**Instructions for the task**
Pictures don't belong in the copy. Set down the lines from the one containing "Extract all the data from this chart as JSON." through the last line, exactly as they are.

(Saved data entries)
◇ ◇ ◇ ◇ ◇

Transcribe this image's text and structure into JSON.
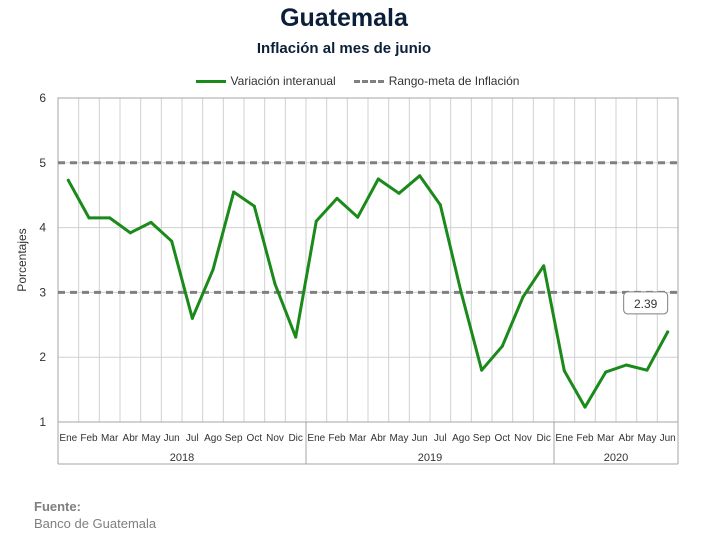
{
  "chart_data": {
    "type": "line",
    "title": "Guatemala",
    "subtitle": "Inflación al mes de junio",
    "ylabel": "Porcentajes",
    "ylim": [
      1,
      6
    ],
    "yticks": [
      "1",
      "2",
      "3",
      "4",
      "5",
      "6"
    ],
    "grid": true,
    "legend_position": "top-center",
    "months": [
      "Ene",
      "Feb",
      "Mar",
      "Abr",
      "May",
      "Jun",
      "Jul",
      "Ago",
      "Sep",
      "Oct",
      "Nov",
      "Dic",
      "Ene",
      "Feb",
      "Mar",
      "Abr",
      "May",
      "Jun",
      "Jul",
      "Ago",
      "Sep",
      "Oct",
      "Nov",
      "Dic",
      "Ene",
      "Feb",
      "Mar",
      "Abr",
      "May",
      "Jun"
    ],
    "years": [
      {
        "label": "2018",
        "months": 12
      },
      {
        "label": "2019",
        "months": 12
      },
      {
        "label": "2020",
        "months": 6
      }
    ],
    "series": [
      {
        "name": "Variación interanual",
        "color": "#1a8a1a",
        "style": "solid",
        "values": [
          4.73,
          4.15,
          4.15,
          3.92,
          4.08,
          3.79,
          2.6,
          3.35,
          4.55,
          4.33,
          3.13,
          2.31,
          4.1,
          4.45,
          4.16,
          4.75,
          4.53,
          4.8,
          4.35,
          3.01,
          1.8,
          2.17,
          2.93,
          3.41,
          1.79,
          1.23,
          1.77,
          1.88,
          1.8,
          2.39
        ]
      },
      {
        "name": "Rango-meta de Inflación",
        "color": "#808080",
        "style": "dashed",
        "levels": [
          3,
          5
        ]
      }
    ],
    "annotation": {
      "text": "2.39",
      "month_index": 29
    }
  },
  "source": {
    "label": "Fuente:",
    "text": "Banco de Guatemala"
  }
}
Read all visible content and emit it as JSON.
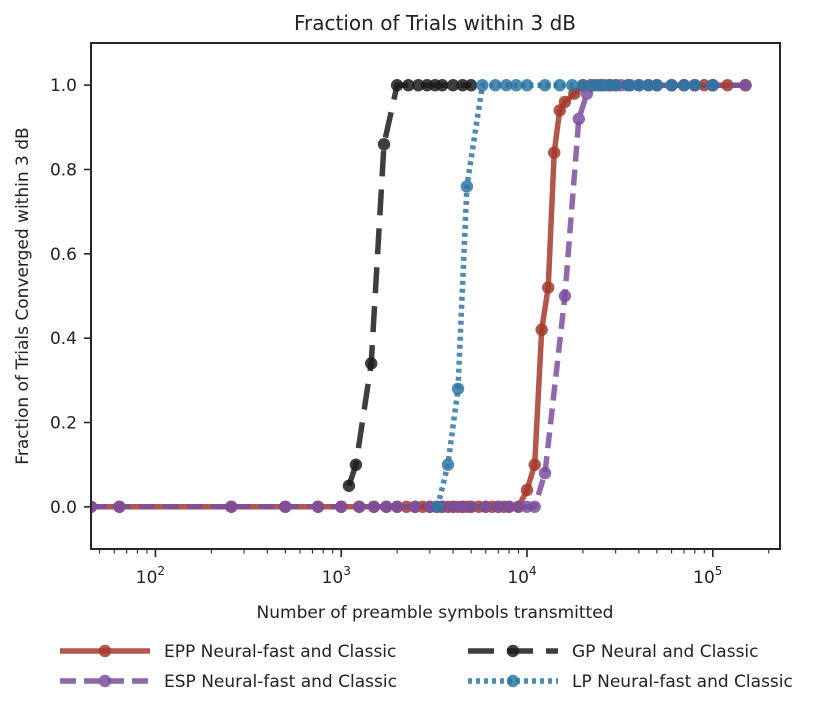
{
  "chart_data": {
    "type": "line",
    "title": "Fraction of Trials within 3 dB",
    "xlabel": "Number of preamble symbols transmitted",
    "ylabel": "Fraction of Trials Converged within 3 dB",
    "xscale": "log",
    "xlim": [
      45,
      230000
    ],
    "ylim": [
      -0.1,
      1.1
    ],
    "yticks": [
      0.0,
      0.2,
      0.4,
      0.6,
      0.8,
      1.0
    ],
    "ytick_labels": [
      "0.0",
      "0.2",
      "0.4",
      "0.6",
      "0.8",
      "1.0"
    ],
    "xticks": [
      100,
      1000,
      10000,
      100000
    ],
    "xtick_base": "10",
    "xtick_exponents": [
      "2",
      "3",
      "4",
      "5"
    ],
    "grid": false,
    "legend_position": "bottom-outside",
    "series": [
      {
        "name": "EPP Neural-fast and Classic",
        "color": "#a43a2d",
        "line_style": "solid",
        "x": [
          45,
          64,
          256,
          500,
          750,
          1000,
          1250,
          1500,
          1750,
          2000,
          2250,
          2500,
          2750,
          3000,
          3250,
          3500,
          3750,
          4000,
          4250,
          4500,
          4750,
          5000,
          5500,
          6000,
          6500,
          7000,
          7500,
          8000,
          9000,
          10000,
          11000,
          12000,
          13000,
          14000,
          15000,
          16000,
          18000,
          20000,
          22000,
          24000,
          26000,
          28000,
          30000,
          35000,
          40000,
          45000,
          50000,
          60000,
          70000,
          80000,
          90000,
          100000,
          120000,
          150000
        ],
        "y": [
          0,
          0,
          0,
          0,
          0,
          0,
          0,
          0,
          0,
          0,
          0,
          0,
          0,
          0,
          0,
          0,
          0,
          0,
          0,
          0,
          0,
          0,
          0,
          0,
          0,
          0,
          0,
          0,
          0,
          0.04,
          0.1,
          0.42,
          0.52,
          0.84,
          0.94,
          0.96,
          0.98,
          1.0,
          1.0,
          1.0,
          1.0,
          1.0,
          1.0,
          1.0,
          1.0,
          1.0,
          1.0,
          1.0,
          1.0,
          1.0,
          1.0,
          1.0,
          1.0,
          1.0
        ]
      },
      {
        "name": "ESP Neural-fast and Classic",
        "color": "#7b4f9e",
        "line_style": "dashed",
        "x": [
          45,
          64,
          256,
          500,
          750,
          1000,
          1250,
          1500,
          1750,
          2000,
          2500,
          3000,
          3500,
          4000,
          4500,
          5000,
          6000,
          7000,
          8000,
          9000,
          10000,
          11000,
          12500,
          16000,
          19000,
          21000,
          23000,
          25000,
          28000,
          32000,
          36000,
          40000,
          50000,
          60000,
          70000,
          80000,
          100000,
          150000
        ],
        "y": [
          0,
          0,
          0,
          0,
          0,
          0,
          0,
          0,
          0,
          0,
          0,
          0,
          0,
          0,
          0,
          0,
          0,
          0,
          0,
          0,
          0,
          0,
          0.08,
          0.5,
          0.92,
          0.98,
          1.0,
          1.0,
          1.0,
          1.0,
          1.0,
          1.0,
          1.0,
          1.0,
          1.0,
          1.0,
          1.0,
          1.0
        ]
      },
      {
        "name": "GP Neural and Classic",
        "color": "#1c1c1c",
        "line_style": "long-dashed",
        "x": [
          1100,
          1200,
          1450,
          1700,
          2000,
          2300,
          2600,
          2900,
          3200,
          3500,
          4000,
          4500,
          5000
        ],
        "y": [
          0.05,
          0.1,
          0.34,
          0.86,
          1.0,
          1.0,
          1.0,
          1.0,
          1.0,
          1.0,
          1.0,
          1.0,
          1.0
        ]
      },
      {
        "name": "LP Neural-fast and Classic",
        "color": "#2e77a3",
        "line_style": "dotted",
        "x": [
          3300,
          3750,
          4250,
          4750,
          5750,
          6750,
          7750,
          8750,
          10000,
          12500,
          15000,
          17500,
          20000,
          22500,
          25000,
          27500,
          30000,
          35000,
          40000,
          45000,
          50000,
          60000,
          70000,
          80000,
          100000
        ],
        "y": [
          0.0,
          0.1,
          0.28,
          0.76,
          1.0,
          1.0,
          1.0,
          1.0,
          1.0,
          1.0,
          1.0,
          1.0,
          1.0,
          1.0,
          1.0,
          1.0,
          1.0,
          1.0,
          1.0,
          1.0,
          1.0,
          1.0,
          1.0,
          1.0,
          1.0
        ]
      }
    ]
  }
}
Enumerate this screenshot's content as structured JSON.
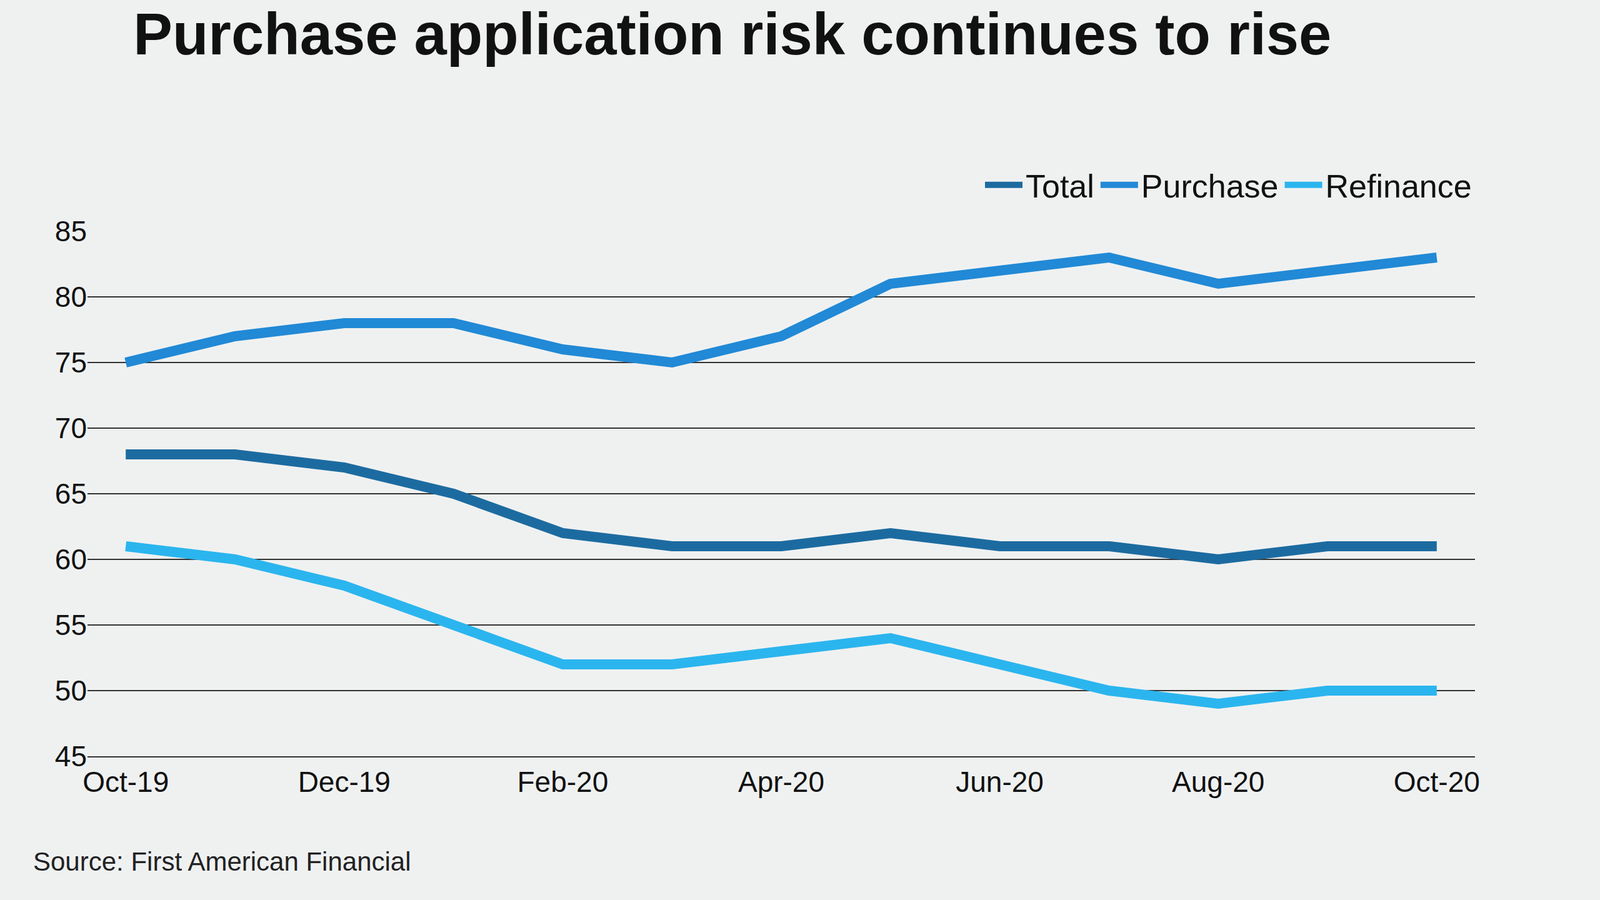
{
  "chart_data": {
    "type": "line",
    "title": "Purchase application risk continues to rise",
    "source": "Source: First American Financial",
    "categories": [
      "Oct-19",
      null,
      "Dec-19",
      null,
      "Feb-20",
      null,
      "Apr-20",
      null,
      "Jun-20",
      null,
      "Aug-20",
      null,
      "Oct-20"
    ],
    "series": [
      {
        "name": "Total",
        "color": "#1c6ba0",
        "values": [
          68,
          68,
          67,
          65,
          62,
          61,
          61,
          62,
          61,
          61,
          60,
          61,
          61
        ]
      },
      {
        "name": "Purchase",
        "color": "#2189d6",
        "values": [
          75,
          77,
          78,
          78,
          76,
          75,
          77,
          81,
          82,
          83,
          81,
          82,
          83
        ]
      },
      {
        "name": "Refinance",
        "color": "#2bb5ee",
        "values": [
          61,
          60,
          58,
          55,
          52,
          52,
          53,
          54,
          52,
          50,
          49,
          50,
          50
        ]
      }
    ],
    "ylim": [
      45,
      85
    ],
    "yticks": [
      45,
      50,
      55,
      60,
      65,
      70,
      75,
      80,
      85
    ],
    "grid": true,
    "legend": "top-right"
  }
}
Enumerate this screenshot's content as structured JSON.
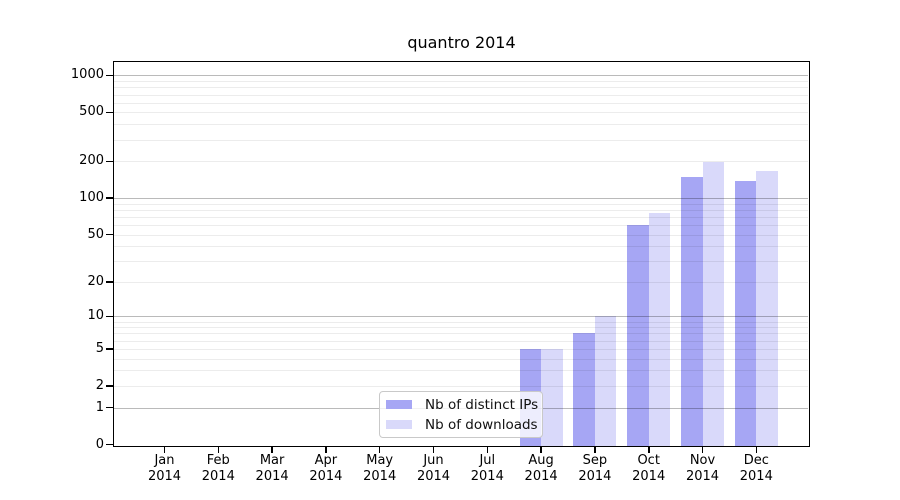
{
  "title": "quantro 2014",
  "chart_data": {
    "type": "bar",
    "title": "quantro 2014",
    "categories": [
      "Jan",
      "Feb",
      "Mar",
      "Apr",
      "May",
      "Jun",
      "Jul",
      "Aug",
      "Sep",
      "Oct",
      "Nov",
      "Dec"
    ],
    "x_year_label": "2014",
    "series": [
      {
        "name": "Nb of distinct IPs",
        "color": "#a6a6f4",
        "values": [
          0,
          0,
          0,
          0,
          0,
          0,
          0,
          5,
          7,
          60,
          149,
          138
        ]
      },
      {
        "name": "Nb of downloads",
        "color": "#d9d9fa",
        "values": [
          0,
          0,
          0,
          0,
          0,
          0,
          0,
          5,
          10,
          76,
          196,
          168
        ]
      }
    ],
    "y_ticks": [
      0,
      1,
      2,
      5,
      10,
      20,
      50,
      100,
      200,
      500,
      1000
    ],
    "y_scale": "log10(1+x)",
    "y_major_gridlines": [
      1,
      10,
      100,
      1000
    ],
    "grid": true,
    "legend_position": "bottom-center-left",
    "colors": {
      "spine": "#000000",
      "grid_major": "#bdbdbd",
      "grid_minor": "#ececec",
      "background": "#ffffff"
    }
  }
}
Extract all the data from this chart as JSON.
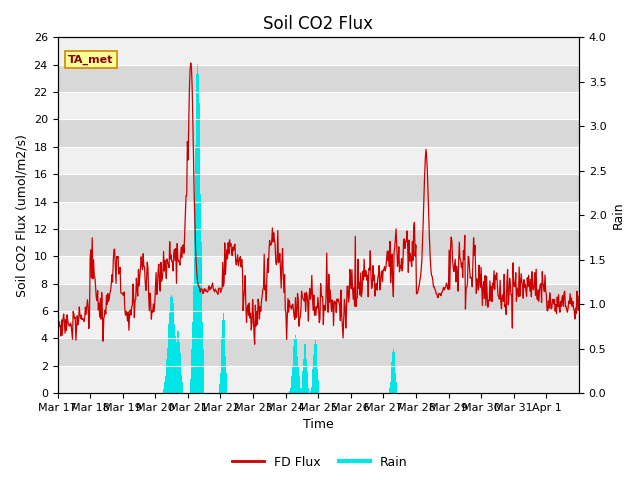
{
  "title": "Soil CO2 Flux",
  "xlabel": "Time",
  "ylabel_left": "Soil CO2 Flux (umol/m2/s)",
  "ylabel_right": "Rain",
  "ylim_left": [
    0,
    26
  ],
  "ylim_right": [
    0,
    4.0
  ],
  "yticks_left": [
    0,
    2,
    4,
    6,
    8,
    10,
    12,
    14,
    16,
    18,
    20,
    22,
    24,
    26
  ],
  "yticks_right": [
    0.0,
    0.5,
    1.0,
    1.5,
    2.0,
    2.5,
    3.0,
    3.5,
    4.0
  ],
  "flux_color": "#cc0000",
  "rain_color": "#00e5e5",
  "background_color": "#e8e8e8",
  "band_color_light": "#f0f0f0",
  "band_color_dark": "#d8d8d8",
  "annotation_text": "TA_met",
  "annotation_bg": "#ffff99",
  "annotation_border": "#cc8800",
  "annotation_text_color": "#8b0000",
  "legend_flux_label": "FD Flux",
  "legend_rain_label": "Rain",
  "title_fontsize": 12,
  "axis_label_fontsize": 9,
  "tick_label_fontsize": 8,
  "xtick_labels": [
    "Mar 17",
    "Mar 18",
    "Mar 19",
    "Mar 20",
    "Mar 21",
    "Mar 22",
    "Mar 23",
    "Mar 24",
    "Mar 25",
    "Mar 26",
    "Mar 27",
    "Mar 28",
    "Mar 29",
    "Mar 30",
    "Mar 31",
    "Apr 1"
  ]
}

◇ ◇ ◇ ◇ ◇

**Solution for this problem**
Extract all the data from this chart as JSON.
{
  "title": "Soil CO2 Flux",
  "xlabel": "Time",
  "ylabel_left": "Soil CO2 Flux (umol/m2/s)",
  "ylabel_right": "Rain",
  "ylim_left": [
    0,
    26
  ],
  "ylim_right": [
    0,
    4.0
  ],
  "yticks_left": [
    0,
    2,
    4,
    6,
    8,
    10,
    12,
    14,
    16,
    18,
    20,
    22,
    24,
    26
  ],
  "yticks_right": [
    0.0,
    0.5,
    1.0,
    1.5,
    2.0,
    2.5,
    3.0,
    3.5,
    4.0
  ],
  "flux_color": "#cc0000",
  "rain_color": "#00e5e5",
  "background_color": "#e8e8e8",
  "band_color_light": "#f0f0f0",
  "band_color_dark": "#d8d8d8",
  "annotation_text": "TA_met",
  "annotation_bg": "#ffff99",
  "annotation_border": "#cc8800",
  "annotation_text_color": "#8b0000",
  "legend_flux_label": "FD Flux",
  "legend_rain_label": "Rain",
  "title_fontsize": 12,
  "axis_label_fontsize": 9,
  "tick_label_fontsize": 8,
  "xtick_labels": [
    "Mar 17",
    "Mar 18",
    "Mar 19",
    "Mar 20",
    "Mar 21",
    "Mar 22",
    "Mar 23",
    "Mar 24",
    "Mar 25",
    "Mar 26",
    "Mar 27",
    "Mar 28",
    "Mar 29",
    "Mar 30",
    "Mar 31",
    "Apr 1"
  ]
}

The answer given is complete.